What you need to do => In all of the material below, replace "wind-barb" with "wind-arrow" and write the lines out again with nothing else changed. Leave the pictures out of your answer.

[Layout entries from images]
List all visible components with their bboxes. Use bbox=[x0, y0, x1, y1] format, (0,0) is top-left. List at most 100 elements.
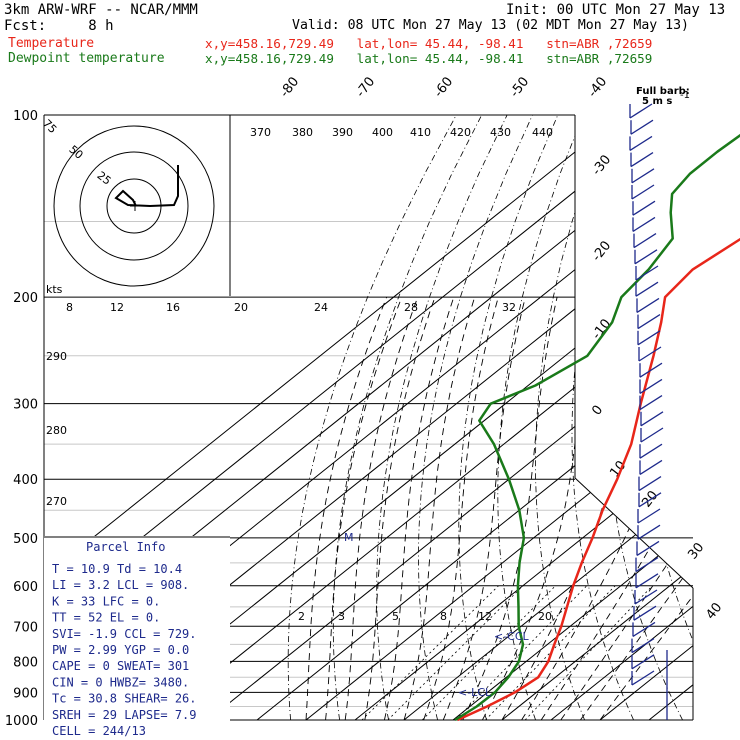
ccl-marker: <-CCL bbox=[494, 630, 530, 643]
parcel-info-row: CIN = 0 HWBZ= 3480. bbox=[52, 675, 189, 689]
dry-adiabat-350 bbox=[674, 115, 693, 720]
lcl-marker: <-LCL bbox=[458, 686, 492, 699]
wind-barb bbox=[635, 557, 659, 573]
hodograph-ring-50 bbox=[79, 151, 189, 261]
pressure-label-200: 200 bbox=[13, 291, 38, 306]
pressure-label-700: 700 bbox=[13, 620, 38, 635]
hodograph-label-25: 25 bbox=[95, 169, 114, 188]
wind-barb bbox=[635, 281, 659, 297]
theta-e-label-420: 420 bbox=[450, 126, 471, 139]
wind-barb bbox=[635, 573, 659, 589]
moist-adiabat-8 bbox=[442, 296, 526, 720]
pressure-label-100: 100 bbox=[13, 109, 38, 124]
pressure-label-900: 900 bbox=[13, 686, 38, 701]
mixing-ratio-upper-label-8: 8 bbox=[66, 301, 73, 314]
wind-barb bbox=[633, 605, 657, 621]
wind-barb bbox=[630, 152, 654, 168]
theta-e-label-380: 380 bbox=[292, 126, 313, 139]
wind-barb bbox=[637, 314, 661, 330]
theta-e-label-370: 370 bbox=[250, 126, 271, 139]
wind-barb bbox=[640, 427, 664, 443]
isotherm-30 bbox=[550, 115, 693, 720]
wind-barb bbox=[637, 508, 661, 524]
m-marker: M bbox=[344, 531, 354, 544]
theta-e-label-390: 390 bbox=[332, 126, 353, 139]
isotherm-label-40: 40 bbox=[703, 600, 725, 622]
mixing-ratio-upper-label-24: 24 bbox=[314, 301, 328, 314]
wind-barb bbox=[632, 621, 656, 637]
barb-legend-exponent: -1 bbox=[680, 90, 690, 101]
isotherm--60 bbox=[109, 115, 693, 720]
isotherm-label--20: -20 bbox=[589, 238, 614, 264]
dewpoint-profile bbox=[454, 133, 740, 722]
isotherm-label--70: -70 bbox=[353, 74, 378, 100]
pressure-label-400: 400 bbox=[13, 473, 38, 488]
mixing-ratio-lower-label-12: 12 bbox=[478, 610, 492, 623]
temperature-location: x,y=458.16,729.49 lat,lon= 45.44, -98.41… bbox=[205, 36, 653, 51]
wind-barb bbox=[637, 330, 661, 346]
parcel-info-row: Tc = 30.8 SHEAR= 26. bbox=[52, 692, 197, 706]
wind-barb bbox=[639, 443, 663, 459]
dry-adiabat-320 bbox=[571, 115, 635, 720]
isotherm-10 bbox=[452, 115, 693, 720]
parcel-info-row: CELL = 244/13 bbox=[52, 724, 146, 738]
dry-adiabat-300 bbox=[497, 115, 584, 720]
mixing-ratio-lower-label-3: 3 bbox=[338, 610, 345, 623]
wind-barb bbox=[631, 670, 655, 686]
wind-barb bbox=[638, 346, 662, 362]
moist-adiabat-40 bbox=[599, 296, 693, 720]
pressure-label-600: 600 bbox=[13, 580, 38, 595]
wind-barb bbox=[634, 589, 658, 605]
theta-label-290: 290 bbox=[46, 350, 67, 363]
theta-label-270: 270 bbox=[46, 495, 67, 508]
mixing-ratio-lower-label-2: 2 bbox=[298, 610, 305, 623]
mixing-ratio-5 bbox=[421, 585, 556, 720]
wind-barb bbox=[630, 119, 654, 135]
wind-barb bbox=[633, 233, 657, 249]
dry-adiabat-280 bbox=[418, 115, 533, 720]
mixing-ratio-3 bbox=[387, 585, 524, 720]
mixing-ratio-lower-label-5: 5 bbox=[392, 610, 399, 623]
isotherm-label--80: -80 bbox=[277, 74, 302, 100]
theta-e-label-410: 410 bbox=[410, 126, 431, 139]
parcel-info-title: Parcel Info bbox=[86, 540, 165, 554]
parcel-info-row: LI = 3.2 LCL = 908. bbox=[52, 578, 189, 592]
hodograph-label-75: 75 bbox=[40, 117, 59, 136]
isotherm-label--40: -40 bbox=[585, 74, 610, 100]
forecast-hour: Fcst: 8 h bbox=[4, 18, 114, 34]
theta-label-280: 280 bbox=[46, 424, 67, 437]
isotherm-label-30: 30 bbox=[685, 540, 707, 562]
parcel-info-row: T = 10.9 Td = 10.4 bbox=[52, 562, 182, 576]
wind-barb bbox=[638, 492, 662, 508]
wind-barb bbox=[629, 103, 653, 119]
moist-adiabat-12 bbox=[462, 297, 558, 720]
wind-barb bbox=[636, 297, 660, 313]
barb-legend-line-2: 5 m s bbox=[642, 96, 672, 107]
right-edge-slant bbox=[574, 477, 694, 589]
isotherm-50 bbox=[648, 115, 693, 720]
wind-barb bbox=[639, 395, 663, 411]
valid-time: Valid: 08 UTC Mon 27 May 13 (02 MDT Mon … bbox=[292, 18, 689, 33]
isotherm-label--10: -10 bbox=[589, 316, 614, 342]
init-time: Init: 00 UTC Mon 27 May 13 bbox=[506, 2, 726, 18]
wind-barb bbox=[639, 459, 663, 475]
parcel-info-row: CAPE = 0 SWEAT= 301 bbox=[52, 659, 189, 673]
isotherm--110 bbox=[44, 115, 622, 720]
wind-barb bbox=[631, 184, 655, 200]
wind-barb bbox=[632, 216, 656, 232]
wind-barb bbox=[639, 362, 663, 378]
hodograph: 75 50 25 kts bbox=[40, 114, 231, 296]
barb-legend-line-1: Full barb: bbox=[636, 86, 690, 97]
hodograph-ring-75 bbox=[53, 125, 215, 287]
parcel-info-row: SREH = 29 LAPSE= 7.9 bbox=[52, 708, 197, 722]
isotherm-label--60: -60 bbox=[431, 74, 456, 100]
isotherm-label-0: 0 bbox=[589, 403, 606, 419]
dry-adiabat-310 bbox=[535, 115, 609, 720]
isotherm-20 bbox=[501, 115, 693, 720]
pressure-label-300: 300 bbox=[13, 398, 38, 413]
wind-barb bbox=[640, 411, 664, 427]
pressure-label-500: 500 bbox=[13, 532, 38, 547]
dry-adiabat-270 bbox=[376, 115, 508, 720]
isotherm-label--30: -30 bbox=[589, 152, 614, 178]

Full output =>
List all visible components with their bboxes. Use bbox=[x0, y0, x1, y1] format, (0,0) is top-left. List at most 100 elements.
ccl-marker: <-CCL bbox=[494, 630, 530, 643]
parcel-info-row: CIN = 0 HWBZ= 3480. bbox=[52, 675, 189, 689]
dry-adiabat-350 bbox=[674, 115, 693, 720]
lcl-marker: <-LCL bbox=[458, 686, 492, 699]
wind-arrow bbox=[635, 557, 659, 573]
hodograph-ring-50 bbox=[79, 151, 189, 261]
pressure-label-200: 200 bbox=[13, 291, 38, 306]
pressure-label-700: 700 bbox=[13, 620, 38, 635]
hodograph-label-25: 25 bbox=[95, 169, 114, 188]
wind-arrow bbox=[635, 281, 659, 297]
theta-e-label-420: 420 bbox=[450, 126, 471, 139]
wind-arrow bbox=[635, 573, 659, 589]
moist-adiabat-8 bbox=[442, 296, 526, 720]
pressure-label-100: 100 bbox=[13, 109, 38, 124]
pressure-label-900: 900 bbox=[13, 686, 38, 701]
mixing-ratio-upper-label-8: 8 bbox=[66, 301, 73, 314]
wind-arrow bbox=[633, 605, 657, 621]
wind-arrow bbox=[630, 152, 654, 168]
theta-e-label-380: 380 bbox=[292, 126, 313, 139]
wind-arrow bbox=[637, 314, 661, 330]
theta-e-label-370: 370 bbox=[250, 126, 271, 139]
wind-arrow bbox=[640, 427, 664, 443]
isotherm-30 bbox=[550, 115, 693, 720]
wind-arrow bbox=[637, 508, 661, 524]
m-marker: M bbox=[344, 531, 354, 544]
theta-e-label-390: 390 bbox=[332, 126, 353, 139]
isotherm-label-40: 40 bbox=[703, 600, 725, 622]
mixing-ratio-upper-label-24: 24 bbox=[314, 301, 328, 314]
wind-arrow bbox=[632, 621, 656, 637]
barb-legend-exponent: -1 bbox=[680, 90, 690, 101]
isotherm--60 bbox=[109, 115, 693, 720]
isotherm-label--20: -20 bbox=[589, 238, 614, 264]
dewpoint-profile bbox=[454, 133, 740, 722]
isotherm-label--70: -70 bbox=[353, 74, 378, 100]
pressure-label-400: 400 bbox=[13, 473, 38, 488]
mixing-ratio-lower-label-12: 12 bbox=[478, 610, 492, 623]
temperature-location: x,y=458.16,729.49 lat,lon= 45.44, -98.41… bbox=[205, 36, 653, 51]
wind-arrow bbox=[637, 330, 661, 346]
parcel-info-row: Tc = 30.8 SHEAR= 26. bbox=[52, 692, 197, 706]
wind-arrow bbox=[639, 443, 663, 459]
dry-adiabat-320 bbox=[571, 115, 635, 720]
isotherm-10 bbox=[452, 115, 693, 720]
parcel-info-row: CELL = 244/13 bbox=[52, 724, 146, 738]
dry-adiabat-300 bbox=[497, 115, 584, 720]
mixing-ratio-lower-label-3: 3 bbox=[338, 610, 345, 623]
wind-arrow bbox=[631, 670, 655, 686]
wind-arrow bbox=[638, 346, 662, 362]
moist-adiabat-40 bbox=[599, 296, 693, 720]
pressure-label-600: 600 bbox=[13, 580, 38, 595]
wind-arrow bbox=[634, 589, 658, 605]
theta-label-290: 290 bbox=[46, 350, 67, 363]
theta-label-270: 270 bbox=[46, 495, 67, 508]
mixing-ratio-lower-label-2: 2 bbox=[298, 610, 305, 623]
mixing-ratio-5 bbox=[421, 585, 556, 720]
wind-arrow bbox=[630, 119, 654, 135]
wind-arrow bbox=[633, 233, 657, 249]
dry-adiabat-280 bbox=[418, 115, 533, 720]
mixing-ratio-3 bbox=[387, 585, 524, 720]
mixing-ratio-lower-label-5: 5 bbox=[392, 610, 399, 623]
isotherm-label--80: -80 bbox=[277, 74, 302, 100]
theta-e-label-410: 410 bbox=[410, 126, 431, 139]
parcel-info-title: Parcel Info bbox=[86, 540, 165, 554]
parcel-info-row: LI = 3.2 LCL = 908. bbox=[52, 578, 189, 592]
hodograph-label-75: 75 bbox=[40, 117, 59, 136]
isotherm-label--40: -40 bbox=[585, 74, 610, 100]
forecast-hour: Fcst: 8 h bbox=[4, 18, 114, 34]
theta-label-280: 280 bbox=[46, 424, 67, 437]
isotherm-label-30: 30 bbox=[685, 540, 707, 562]
parcel-info-row: T = 10.9 Td = 10.4 bbox=[52, 562, 182, 576]
wind-arrow bbox=[638, 492, 662, 508]
wind-arrow bbox=[629, 103, 653, 119]
moist-adiabat-12 bbox=[462, 297, 558, 720]
wind-arrow bbox=[636, 297, 660, 313]
barb-legend-line-2: 5 m s bbox=[642, 96, 672, 107]
right-edge-slant bbox=[574, 477, 694, 589]
isotherm-50 bbox=[648, 115, 693, 720]
wind-arrow bbox=[639, 395, 663, 411]
valid-time: Valid: 08 UTC Mon 27 May 13 (02 MDT Mon … bbox=[292, 18, 689, 33]
isotherm-label--10: -10 bbox=[589, 316, 614, 342]
init-time: Init: 00 UTC Mon 27 May 13 bbox=[506, 2, 726, 18]
wind-arrow bbox=[639, 459, 663, 475]
parcel-info-row: CAPE = 0 SWEAT= 301 bbox=[52, 659, 189, 673]
isotherm--110 bbox=[44, 115, 622, 720]
wind-arrow bbox=[631, 184, 655, 200]
wind-arrow bbox=[632, 216, 656, 232]
wind-arrow bbox=[639, 362, 663, 378]
hodograph: 75 50 25 kts bbox=[40, 114, 231, 296]
barb-legend-line-1: Full barb: bbox=[636, 86, 690, 97]
hodograph-ring-75 bbox=[53, 125, 215, 287]
parcel-info-row: SREH = 29 LAPSE= 7.9 bbox=[52, 708, 197, 722]
isotherm-label--60: -60 bbox=[431, 74, 456, 100]
isotherm-label-0: 0 bbox=[589, 403, 606, 419]
dry-adiabat-310 bbox=[535, 115, 609, 720]
isotherm-20 bbox=[501, 115, 693, 720]
pressure-label-300: 300 bbox=[13, 398, 38, 413]
wind-arrow bbox=[640, 411, 664, 427]
pressure-label-500: 500 bbox=[13, 532, 38, 547]
dry-adiabat-270 bbox=[376, 115, 508, 720]
isotherm-label--30: -30 bbox=[589, 152, 614, 178]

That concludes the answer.